THE TASK:
Wherever the word "bottom" turns up in a line of the entries, copy that line.

TASK INPUT:

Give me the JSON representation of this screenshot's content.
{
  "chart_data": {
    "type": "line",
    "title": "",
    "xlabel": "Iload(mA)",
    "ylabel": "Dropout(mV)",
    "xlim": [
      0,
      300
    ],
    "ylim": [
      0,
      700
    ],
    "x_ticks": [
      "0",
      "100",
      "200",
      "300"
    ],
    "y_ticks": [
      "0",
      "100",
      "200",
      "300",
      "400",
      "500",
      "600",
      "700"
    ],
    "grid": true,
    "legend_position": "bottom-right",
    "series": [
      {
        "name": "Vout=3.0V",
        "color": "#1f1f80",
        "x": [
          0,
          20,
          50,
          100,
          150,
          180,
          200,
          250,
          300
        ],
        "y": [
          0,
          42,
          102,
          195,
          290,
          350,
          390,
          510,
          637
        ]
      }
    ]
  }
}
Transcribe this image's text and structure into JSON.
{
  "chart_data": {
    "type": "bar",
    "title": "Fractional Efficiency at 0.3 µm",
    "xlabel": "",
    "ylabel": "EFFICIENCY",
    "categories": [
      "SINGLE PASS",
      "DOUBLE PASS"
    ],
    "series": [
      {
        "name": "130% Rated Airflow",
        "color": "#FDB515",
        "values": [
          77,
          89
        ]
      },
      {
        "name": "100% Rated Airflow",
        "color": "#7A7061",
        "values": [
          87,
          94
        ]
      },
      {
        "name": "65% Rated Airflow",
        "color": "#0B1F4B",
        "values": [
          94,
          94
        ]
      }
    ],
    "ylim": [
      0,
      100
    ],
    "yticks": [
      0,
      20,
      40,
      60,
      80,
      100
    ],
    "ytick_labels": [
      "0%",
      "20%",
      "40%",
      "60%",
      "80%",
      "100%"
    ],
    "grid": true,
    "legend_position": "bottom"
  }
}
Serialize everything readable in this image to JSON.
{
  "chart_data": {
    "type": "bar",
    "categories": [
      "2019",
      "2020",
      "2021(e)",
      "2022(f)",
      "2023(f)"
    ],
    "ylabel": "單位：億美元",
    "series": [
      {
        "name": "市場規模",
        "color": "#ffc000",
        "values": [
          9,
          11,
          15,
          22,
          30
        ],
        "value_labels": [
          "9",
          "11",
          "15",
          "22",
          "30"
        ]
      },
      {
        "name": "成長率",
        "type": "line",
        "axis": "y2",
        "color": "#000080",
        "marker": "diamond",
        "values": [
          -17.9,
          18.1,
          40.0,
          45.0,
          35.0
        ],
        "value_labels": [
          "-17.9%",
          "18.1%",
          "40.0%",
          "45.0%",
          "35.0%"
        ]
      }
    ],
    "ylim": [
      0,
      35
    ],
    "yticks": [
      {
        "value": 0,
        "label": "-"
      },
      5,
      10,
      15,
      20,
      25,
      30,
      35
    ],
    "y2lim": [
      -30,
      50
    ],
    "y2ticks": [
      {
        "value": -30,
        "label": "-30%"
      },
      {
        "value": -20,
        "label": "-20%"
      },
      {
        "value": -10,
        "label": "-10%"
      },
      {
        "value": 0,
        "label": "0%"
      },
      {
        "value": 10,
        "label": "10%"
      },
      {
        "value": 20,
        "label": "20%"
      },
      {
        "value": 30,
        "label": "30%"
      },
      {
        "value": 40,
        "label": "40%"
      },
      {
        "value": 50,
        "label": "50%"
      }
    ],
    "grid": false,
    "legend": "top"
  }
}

ANSWER TO THE TASK:
    "legend_position": "bottom-right",
    "legend_position": "bottom"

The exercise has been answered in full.